## [TASK INSTRUCTIONS]
Reproduce the lines of the material exactly, excluding every image.

## [DATA ROWS]
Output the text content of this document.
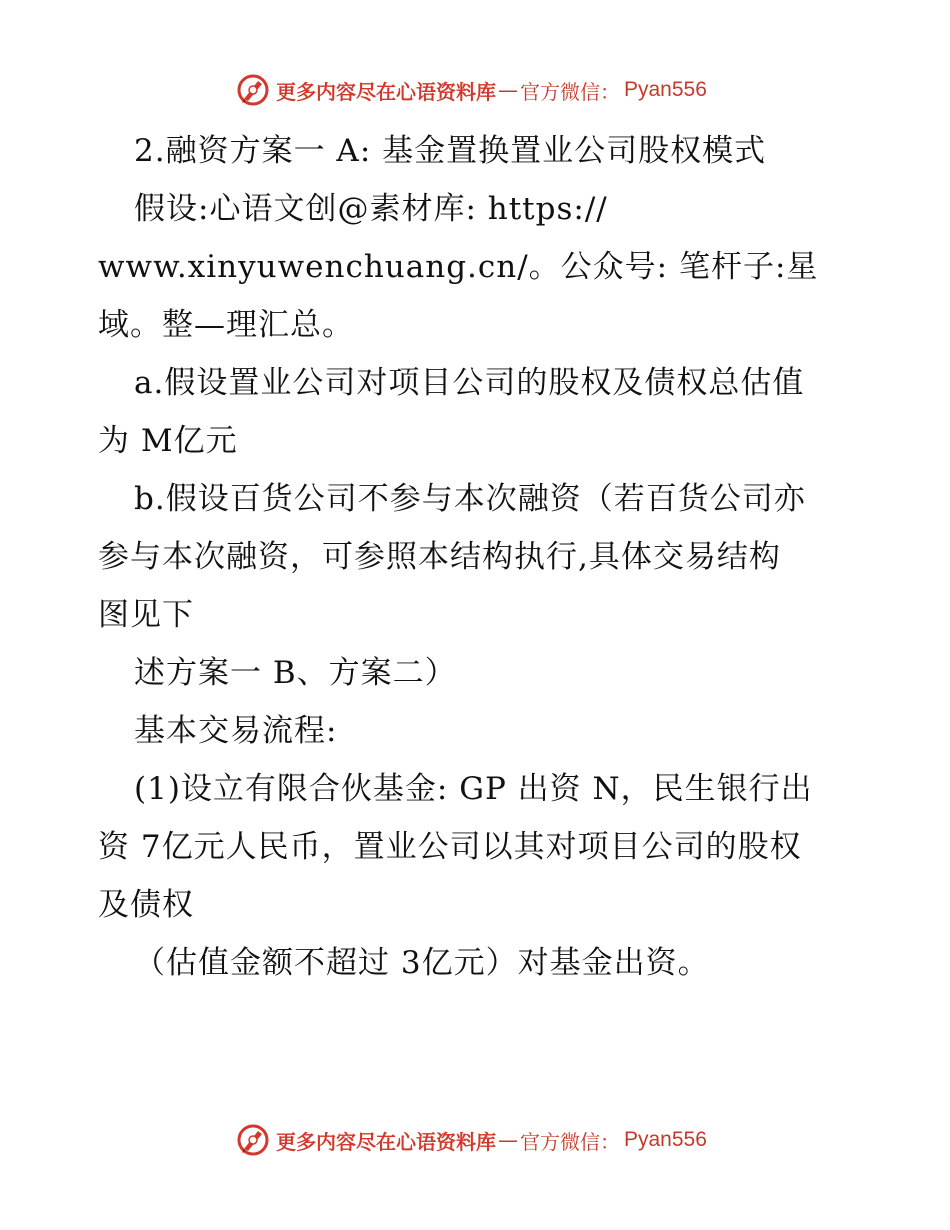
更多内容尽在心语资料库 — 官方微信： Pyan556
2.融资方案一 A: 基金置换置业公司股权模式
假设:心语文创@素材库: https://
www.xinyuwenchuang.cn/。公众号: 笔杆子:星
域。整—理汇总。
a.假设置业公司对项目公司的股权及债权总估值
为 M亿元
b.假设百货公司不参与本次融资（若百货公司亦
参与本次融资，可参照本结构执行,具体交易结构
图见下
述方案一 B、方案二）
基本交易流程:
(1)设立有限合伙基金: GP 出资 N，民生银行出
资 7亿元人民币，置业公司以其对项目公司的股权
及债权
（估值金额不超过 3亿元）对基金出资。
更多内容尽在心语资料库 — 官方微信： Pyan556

## [SOLUTION TO THIS EXERCISE]
Output the text content of this document.
更多内容尽在心语资料库 — 官方微信： Pyan556
2.融资方案一 A: 基金置换置业公司股权模式
假设:心语文创@素材库: https://
www.xinyuwenchuang.cn/。公众号: 笔杆子:星
域。整—理汇总。
a.假设置业公司对项目公司的股权及债权总估值
为 M亿元
b.假设百货公司不参与本次融资（若百货公司亦
参与本次融资，可参照本结构执行,具体交易结构
图见下
述方案一 B、方案二）
基本交易流程:
(1)设立有限合伙基金: GP 出资 N，民生银行出
资 7亿元人民币，置业公司以其对项目公司的股权
及债权
（估值金额不超过 3亿元）对基金出资。
更多内容尽在心语资料库 — 官方微信： Pyan556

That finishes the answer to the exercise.